- _Selected passage_
******************************
I'm more of a hobbyist, might use it every other weekend or so. It will be strictly used in the mill so just looking for opinions on it. My biggest hurdle is budget, while I know bigger cc is better/faster, what's the minimum cc you all would suggest for my milling needs?
 
There is a ton of milling info in this milling thread. You may be able to mill 18" lumber with a 24" Mill and bar. You can't do it with a 20" bar. A lot of people are milling with the Chinese ms660 clones.

Sent from my moto g(7) power using Tapatalk
 
Yea I've been doing some reading there, tons of info thanks.

From what I gather, you loose about 3" of bar on the mill so absolute max with a 24" bar is 21" board (according to the manual). That said I probably will be keeping it well below that for now. Currently only planning on some average dimensional lumber milling. Some 2x4's to build chicken coops, occasional boards, stuff like that. Ideally a 24" bar to have the full range that my mill allows.

I was looking at those clones and read some pretty good things, by the time I factor in currency conversion (canada) and shipping though and they're pushing $500. I'm working on very limited budget for now so looking for cheapest option I can run. That's why I'm wondering minimum size I could reasonably run.
 
With a 24” mill, the maximum width between the inside faces of the bar clamp brackets will be approximately 21.5”, and you will want an inch or so “Wiggle Room “, so figure about 20” diameter log being the largest that you can mill through the center.

It doesn’t sound like you are interested in double live edge slabs, so you can mill some slabs off the sides to get your log narrow enough for your mill, if you want to mill a log larger than 20”

To get the full capacity out of your 24” mill, you will need about a 30” bar, which is a rather rare breed, but out there, a 32” bar is Very common, and would give you the full capacity of your mill, a 28” bar, would come close, but might not get you full capacity, taking the Dawgs off your saw, might get you there. To get the full capacity from a mill, you typically need about 6” more bar than the “Listed Size “ of the mill.
Go Ahead, ask me HOW I learned these things

For a powerhead, I would recommend at least a 70cc saw, like a Husqvarna 372XP, I don’t know Stihl’s so I won’t suggest which one to look at, but others will. Larger would be better, the Husqvarna 395XP, and Stihl 660 are well regarded for moderate milling

I would suggest that you look at the Granberg G555B edging mill, as an Excellent companion tool for your mill. The G555B will give you an initial straight edge, then if you have a tablesaw or bandsaw, to rip your slabs down to dimensional widths, would be much quicker

Doing dimensional lumber with a CSM, isn’t very efficient, and would have to be something that you do as much for Enjoyment as cost savings

Have Fun,
And stay SAFE

Doug
 
You need a saw that can oil enough, is designed to clear the woodfibers and in the mean time, doesn't overheat in the process.
The easiest way to see if a saw is made to do those things, is look in the specs if it is or was sold with very long bars.
On paper the 390 and the 395 are not that different. But the 395 is way better at not suffocating in it's chips.
I can tell for sure, the 372xp can't even clear the chips when cutting alder with a sharp chain on a 24" bar.
Older saws are often more durable.
Known milling saws are for instance
Husqvarna 394xp/395xp/3120xp
Stihl 070/088/660/661/880
Dolmar 9010/166
Anything with 100cc or more will probably work.
******************************
- _Recorded information_
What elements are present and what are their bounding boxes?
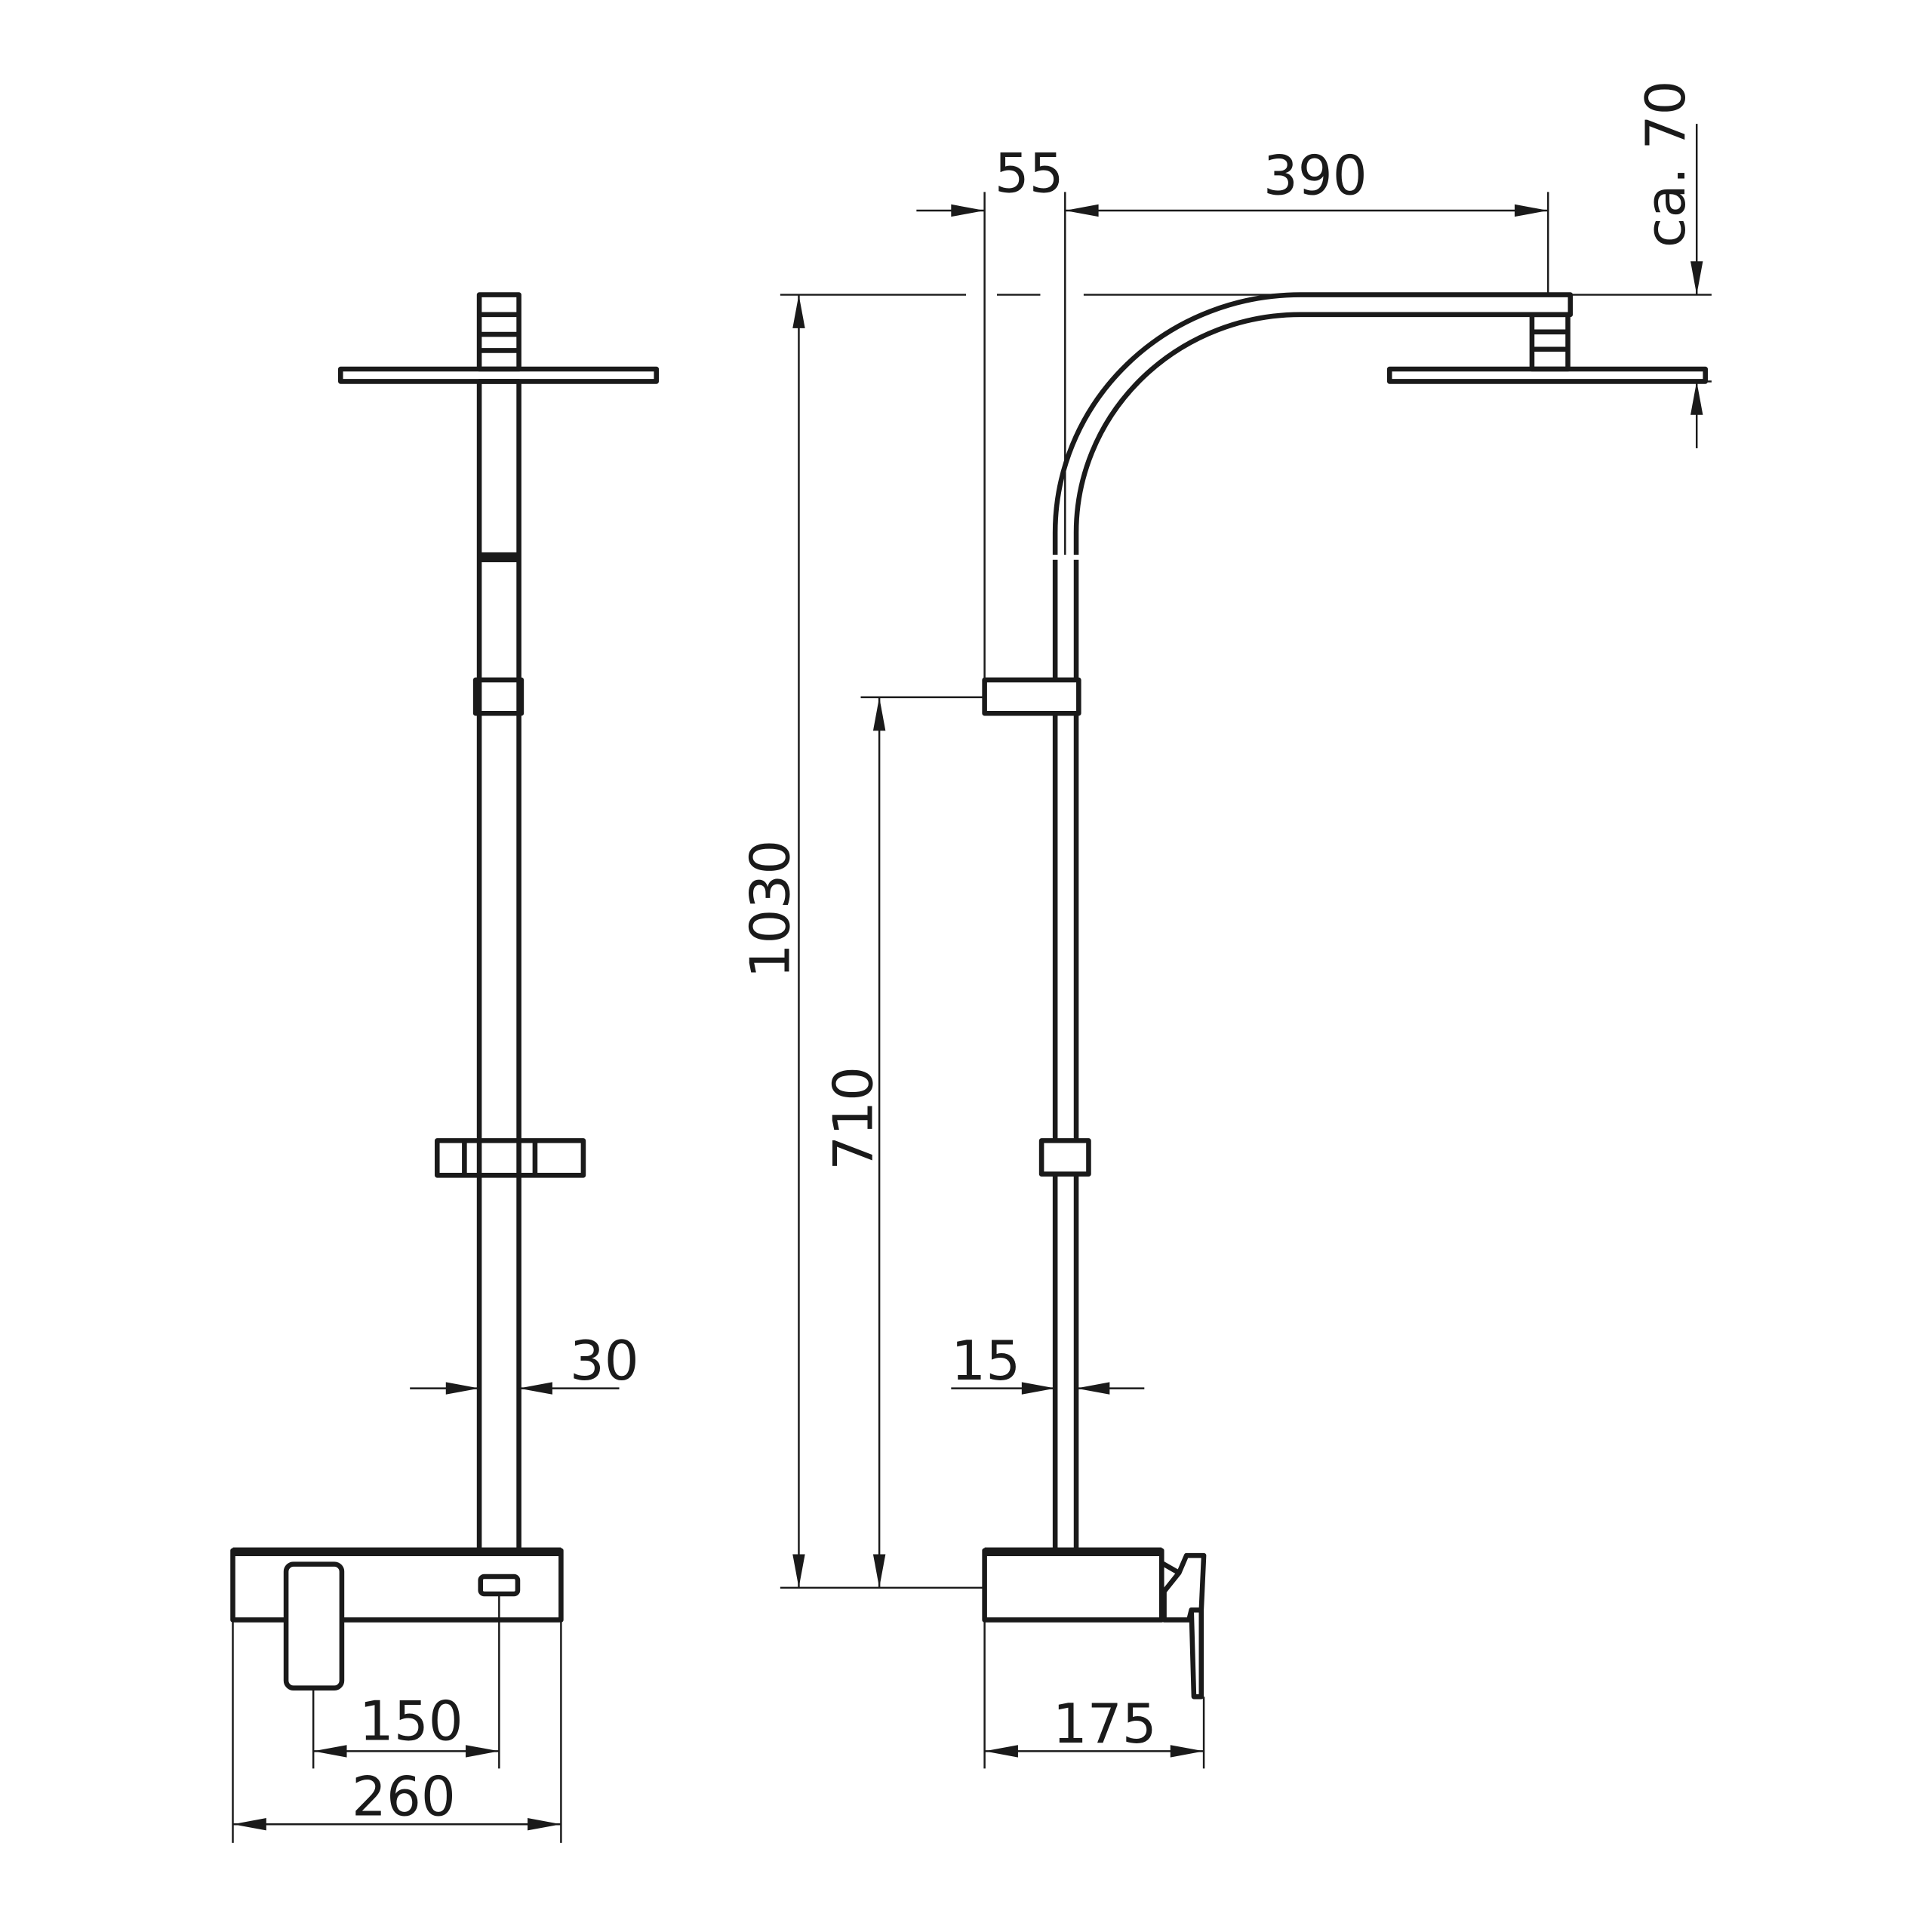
******************************
- _Tasks_
- a) According to the chainsaw milling discussion, about how much more bar than a mill's listed size is typically needed to get the mill's full capacity?
- b) Write the next part of the chainsaw milling discussion, picking up after its final line.

- _Answers given_
- a) About 6 inches more.

- b)
But when you get milling fever, check out actual mills.
Chainsaws are not meant to mill.
Two strokes are inefficient, the chain is mostly turning power in woodchips, the only upside is that they are portable.
We now have a 11kW electric mill, and being able to mill almost a meter wide oak in half an hour and not turned half the trunk to chips is terrific.
Way better for your back also.
 
I
Hey all, new to milling, I bought a 24" Alaskan mill recently and am in the process of tracking down the right saw to run in it. Trees from the property rarely are more that 16-18" diameter so I'm not looking at anything too wide, mostly softwood though I may occasionally want to do the odd maple. Planning on a 20-24" bar depending on what I can track down for a saw. What cc would you figure would be minimum for this type of milling?

I'm more of a hobbyist, might use it every other weekend or so. It will be strictly used in the mill so just looking for opinions on it. My biggest hurdle is budget, while I know bigger cc is better/faster, what's the minimum cc you all would suggest for my milling needs?
IF budget is the biggest hurdle for you might want to start frequenting your local saw shops and junk yards , trades come in often at saw shops which with a little elbow grease could yield a professional level saw at a discount price.
If your decent at maintenance and mechanical scrap yard or junk yards have the potential for gems , there could be a pro level saw with a bad ignition sitting there( happens all the time).
Granberg even stipulates that the minimum cc is 70cc for all their mills.
Older saws are very good to mill with also ,having a manual oiler botton as well as an automatic .
 
Came across a non running ms460 (says knock off so guessing Chinese clone saw) for $50 on kijiji today. Guy says it turns over but won't start. It's a couple hours away but might see about getting a family member to grab it for me if I can. $50 "if" I can get it going, 76cc should be a decent starting point.
 
I

IF budget is the biggest hurdle for you might want to start frequenting your local saw shops and junk yards , trades come in often at saw shops which with a little elbow grease could yield a professional level saw at a discount price.
If your decent at maintenance and mechanical scrap yard or junk yards have the potential for gems , there could be a pro level saw with a bad ignition sitting there( happens all the time).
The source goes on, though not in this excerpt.